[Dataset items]
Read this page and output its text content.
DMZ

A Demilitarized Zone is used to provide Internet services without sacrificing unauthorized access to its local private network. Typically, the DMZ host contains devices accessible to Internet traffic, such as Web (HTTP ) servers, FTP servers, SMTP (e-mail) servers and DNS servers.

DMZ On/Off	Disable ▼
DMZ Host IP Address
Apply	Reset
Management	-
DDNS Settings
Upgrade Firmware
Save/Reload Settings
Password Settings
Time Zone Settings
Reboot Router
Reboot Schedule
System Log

**The request**
From the records above, extract every line exactly as it stands.

**Task result**
Read this page and output its text content.
DMZ

A Demilitarized Zone is used to provide Internet services without sacrificing unauthorized access to its local private network. Typically, the DMZ host contains devices accessible to Internet traffic, such as Web (HTTP ) servers, FTP servers, SMTP (e-mail) servers and DNS servers.

DMZ On/Off	Disable ▼
DMZ Host IP Address
Apply	Reset
Management	-
DDNS Settings
Upgrade Firmware
Save/Reload Settings
Password Settings
Time Zone Settings
Reboot Router
Reboot Schedule
System Log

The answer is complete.